EXERCISE AIM: Tally the lines in the listing below that contain "Released" and report the tally alone.

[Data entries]
━━━━━━
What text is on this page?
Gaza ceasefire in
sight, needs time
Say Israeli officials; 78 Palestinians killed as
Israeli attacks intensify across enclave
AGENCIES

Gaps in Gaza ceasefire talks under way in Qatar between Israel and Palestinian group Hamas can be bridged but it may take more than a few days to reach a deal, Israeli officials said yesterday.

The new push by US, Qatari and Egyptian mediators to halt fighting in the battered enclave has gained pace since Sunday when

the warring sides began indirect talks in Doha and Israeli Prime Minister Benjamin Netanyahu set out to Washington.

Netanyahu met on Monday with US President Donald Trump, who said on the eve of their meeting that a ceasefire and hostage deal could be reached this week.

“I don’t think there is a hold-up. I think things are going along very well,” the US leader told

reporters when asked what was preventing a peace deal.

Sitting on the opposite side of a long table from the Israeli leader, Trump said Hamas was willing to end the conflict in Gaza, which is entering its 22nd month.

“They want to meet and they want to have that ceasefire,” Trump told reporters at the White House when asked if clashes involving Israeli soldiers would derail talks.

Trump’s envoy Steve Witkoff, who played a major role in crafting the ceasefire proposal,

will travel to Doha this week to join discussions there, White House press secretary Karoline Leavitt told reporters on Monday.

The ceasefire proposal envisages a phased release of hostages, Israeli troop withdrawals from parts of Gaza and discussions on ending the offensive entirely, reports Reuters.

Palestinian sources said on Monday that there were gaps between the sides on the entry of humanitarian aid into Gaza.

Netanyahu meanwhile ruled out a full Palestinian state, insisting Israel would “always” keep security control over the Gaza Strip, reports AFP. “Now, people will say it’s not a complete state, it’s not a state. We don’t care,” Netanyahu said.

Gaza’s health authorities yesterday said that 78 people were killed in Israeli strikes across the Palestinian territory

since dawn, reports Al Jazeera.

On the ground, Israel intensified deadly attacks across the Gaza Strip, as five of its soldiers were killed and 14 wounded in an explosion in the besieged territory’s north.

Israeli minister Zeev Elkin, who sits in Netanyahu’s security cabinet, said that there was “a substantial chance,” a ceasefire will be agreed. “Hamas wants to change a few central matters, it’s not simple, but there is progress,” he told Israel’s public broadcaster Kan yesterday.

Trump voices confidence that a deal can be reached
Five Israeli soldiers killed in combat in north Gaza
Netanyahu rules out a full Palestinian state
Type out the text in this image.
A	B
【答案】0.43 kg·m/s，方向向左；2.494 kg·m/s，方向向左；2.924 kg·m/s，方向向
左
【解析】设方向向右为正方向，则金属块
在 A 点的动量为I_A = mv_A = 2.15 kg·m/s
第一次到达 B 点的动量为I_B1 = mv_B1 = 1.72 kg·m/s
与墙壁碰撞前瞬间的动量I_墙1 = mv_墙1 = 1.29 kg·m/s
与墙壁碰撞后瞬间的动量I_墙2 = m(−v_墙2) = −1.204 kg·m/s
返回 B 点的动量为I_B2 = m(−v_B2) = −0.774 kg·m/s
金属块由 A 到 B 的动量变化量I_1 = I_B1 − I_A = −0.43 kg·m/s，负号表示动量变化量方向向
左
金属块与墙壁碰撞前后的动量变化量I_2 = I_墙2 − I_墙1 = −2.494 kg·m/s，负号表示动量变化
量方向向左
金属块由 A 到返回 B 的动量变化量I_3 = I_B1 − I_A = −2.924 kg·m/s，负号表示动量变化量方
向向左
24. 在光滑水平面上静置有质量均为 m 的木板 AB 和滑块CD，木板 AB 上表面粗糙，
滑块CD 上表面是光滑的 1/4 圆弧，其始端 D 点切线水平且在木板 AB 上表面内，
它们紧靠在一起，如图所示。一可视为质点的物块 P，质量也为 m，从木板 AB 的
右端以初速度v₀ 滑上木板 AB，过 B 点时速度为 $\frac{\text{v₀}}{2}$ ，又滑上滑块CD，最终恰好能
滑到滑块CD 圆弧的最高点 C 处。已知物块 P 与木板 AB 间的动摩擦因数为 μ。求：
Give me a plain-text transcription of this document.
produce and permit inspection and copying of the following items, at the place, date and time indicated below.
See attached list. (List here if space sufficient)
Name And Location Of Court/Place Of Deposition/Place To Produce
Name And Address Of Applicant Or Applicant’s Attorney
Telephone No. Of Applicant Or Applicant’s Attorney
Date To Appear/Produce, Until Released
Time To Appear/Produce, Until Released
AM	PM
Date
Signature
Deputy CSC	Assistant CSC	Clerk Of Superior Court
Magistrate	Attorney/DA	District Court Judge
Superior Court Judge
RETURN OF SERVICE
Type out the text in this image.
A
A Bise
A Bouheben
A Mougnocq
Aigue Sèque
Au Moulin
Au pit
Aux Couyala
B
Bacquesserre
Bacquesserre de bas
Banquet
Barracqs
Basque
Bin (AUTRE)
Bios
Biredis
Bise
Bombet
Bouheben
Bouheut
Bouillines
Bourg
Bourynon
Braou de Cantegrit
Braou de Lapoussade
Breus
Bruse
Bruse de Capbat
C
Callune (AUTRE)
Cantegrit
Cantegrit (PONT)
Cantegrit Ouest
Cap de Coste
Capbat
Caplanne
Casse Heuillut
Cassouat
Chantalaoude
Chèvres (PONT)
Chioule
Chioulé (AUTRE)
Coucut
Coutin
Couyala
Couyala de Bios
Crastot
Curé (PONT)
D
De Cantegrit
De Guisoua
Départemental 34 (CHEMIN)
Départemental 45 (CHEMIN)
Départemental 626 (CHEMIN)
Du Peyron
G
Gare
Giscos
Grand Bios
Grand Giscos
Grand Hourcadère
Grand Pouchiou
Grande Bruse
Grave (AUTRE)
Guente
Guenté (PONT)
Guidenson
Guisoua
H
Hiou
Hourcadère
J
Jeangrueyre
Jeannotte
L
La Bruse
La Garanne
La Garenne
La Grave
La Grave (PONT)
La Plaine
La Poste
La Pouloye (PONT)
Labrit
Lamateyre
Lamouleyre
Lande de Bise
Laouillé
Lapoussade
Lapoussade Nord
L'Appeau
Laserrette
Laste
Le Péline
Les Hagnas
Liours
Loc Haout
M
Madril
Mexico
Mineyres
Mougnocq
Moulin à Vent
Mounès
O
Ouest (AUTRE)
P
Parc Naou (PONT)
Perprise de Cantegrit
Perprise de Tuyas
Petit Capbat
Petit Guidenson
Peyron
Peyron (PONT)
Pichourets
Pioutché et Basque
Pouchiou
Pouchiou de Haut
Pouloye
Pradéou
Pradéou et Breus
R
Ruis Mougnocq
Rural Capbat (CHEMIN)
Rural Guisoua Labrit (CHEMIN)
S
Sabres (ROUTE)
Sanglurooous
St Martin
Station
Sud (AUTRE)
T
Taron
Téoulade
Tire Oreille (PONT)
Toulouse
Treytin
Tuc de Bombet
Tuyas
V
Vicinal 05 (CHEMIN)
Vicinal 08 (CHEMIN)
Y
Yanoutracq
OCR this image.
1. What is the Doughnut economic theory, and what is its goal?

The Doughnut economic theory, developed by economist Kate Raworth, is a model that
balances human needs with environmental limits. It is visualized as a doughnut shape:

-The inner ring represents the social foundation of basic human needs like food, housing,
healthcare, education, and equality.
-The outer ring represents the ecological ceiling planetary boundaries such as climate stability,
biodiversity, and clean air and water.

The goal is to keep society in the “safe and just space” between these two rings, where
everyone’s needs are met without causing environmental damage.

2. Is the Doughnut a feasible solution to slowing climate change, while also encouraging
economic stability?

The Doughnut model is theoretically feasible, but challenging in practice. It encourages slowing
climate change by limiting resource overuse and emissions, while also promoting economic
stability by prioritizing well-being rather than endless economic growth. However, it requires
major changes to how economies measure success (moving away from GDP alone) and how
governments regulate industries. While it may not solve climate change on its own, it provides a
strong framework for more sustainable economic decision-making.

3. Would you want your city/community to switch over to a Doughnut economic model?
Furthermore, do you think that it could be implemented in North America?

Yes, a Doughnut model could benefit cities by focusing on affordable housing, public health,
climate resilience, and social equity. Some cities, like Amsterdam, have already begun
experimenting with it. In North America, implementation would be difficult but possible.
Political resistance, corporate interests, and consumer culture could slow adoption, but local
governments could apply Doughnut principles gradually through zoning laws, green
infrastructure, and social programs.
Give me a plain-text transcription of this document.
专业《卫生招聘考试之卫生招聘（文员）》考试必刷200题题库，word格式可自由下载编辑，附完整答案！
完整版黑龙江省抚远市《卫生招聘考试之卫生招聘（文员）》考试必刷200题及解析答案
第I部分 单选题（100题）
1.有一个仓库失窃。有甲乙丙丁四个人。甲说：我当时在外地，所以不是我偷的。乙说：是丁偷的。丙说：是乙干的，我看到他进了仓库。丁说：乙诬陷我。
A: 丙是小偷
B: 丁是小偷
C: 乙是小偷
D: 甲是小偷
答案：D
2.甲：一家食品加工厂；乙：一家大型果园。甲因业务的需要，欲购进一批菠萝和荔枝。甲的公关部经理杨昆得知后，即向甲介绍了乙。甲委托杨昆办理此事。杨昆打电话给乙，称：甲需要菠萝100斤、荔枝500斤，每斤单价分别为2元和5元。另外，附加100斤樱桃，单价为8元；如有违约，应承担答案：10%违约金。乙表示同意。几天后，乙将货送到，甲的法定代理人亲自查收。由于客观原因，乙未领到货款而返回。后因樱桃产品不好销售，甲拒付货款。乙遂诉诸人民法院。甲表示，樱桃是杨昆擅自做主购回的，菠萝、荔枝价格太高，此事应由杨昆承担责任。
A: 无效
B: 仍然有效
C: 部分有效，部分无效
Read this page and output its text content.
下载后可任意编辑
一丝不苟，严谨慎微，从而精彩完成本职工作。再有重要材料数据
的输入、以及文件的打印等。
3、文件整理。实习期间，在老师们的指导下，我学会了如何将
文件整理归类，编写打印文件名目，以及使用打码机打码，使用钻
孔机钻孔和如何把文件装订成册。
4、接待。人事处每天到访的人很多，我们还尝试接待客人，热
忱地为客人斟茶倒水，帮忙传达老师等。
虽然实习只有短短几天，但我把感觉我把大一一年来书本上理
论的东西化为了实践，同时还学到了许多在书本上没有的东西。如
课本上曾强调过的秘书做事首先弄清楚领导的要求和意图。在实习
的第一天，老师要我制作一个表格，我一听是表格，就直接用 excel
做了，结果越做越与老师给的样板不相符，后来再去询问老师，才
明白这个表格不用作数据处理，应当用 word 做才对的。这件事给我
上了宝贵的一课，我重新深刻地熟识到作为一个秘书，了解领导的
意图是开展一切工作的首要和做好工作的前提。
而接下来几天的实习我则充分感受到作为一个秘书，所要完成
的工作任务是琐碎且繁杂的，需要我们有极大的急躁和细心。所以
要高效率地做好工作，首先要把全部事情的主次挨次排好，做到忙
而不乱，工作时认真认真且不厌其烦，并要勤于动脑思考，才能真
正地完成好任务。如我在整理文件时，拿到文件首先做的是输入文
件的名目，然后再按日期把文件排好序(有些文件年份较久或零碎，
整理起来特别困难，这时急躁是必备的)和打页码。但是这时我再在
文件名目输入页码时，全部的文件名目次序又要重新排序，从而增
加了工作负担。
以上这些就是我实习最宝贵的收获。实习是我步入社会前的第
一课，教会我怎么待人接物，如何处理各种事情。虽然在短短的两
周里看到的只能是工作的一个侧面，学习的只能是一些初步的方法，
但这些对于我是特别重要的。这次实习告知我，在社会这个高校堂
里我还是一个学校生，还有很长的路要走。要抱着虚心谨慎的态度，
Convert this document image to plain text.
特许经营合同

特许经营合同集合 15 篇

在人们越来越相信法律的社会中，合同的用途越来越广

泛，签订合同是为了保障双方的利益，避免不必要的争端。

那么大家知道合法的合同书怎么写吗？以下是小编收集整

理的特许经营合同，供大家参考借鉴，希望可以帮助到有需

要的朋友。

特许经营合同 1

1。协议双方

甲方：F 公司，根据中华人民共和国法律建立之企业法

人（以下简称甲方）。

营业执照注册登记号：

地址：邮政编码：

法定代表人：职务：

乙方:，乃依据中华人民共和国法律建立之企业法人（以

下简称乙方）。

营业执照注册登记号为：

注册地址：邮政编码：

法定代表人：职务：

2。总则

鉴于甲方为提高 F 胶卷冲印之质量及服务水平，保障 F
━━━━━━
THE RESPONSE: 2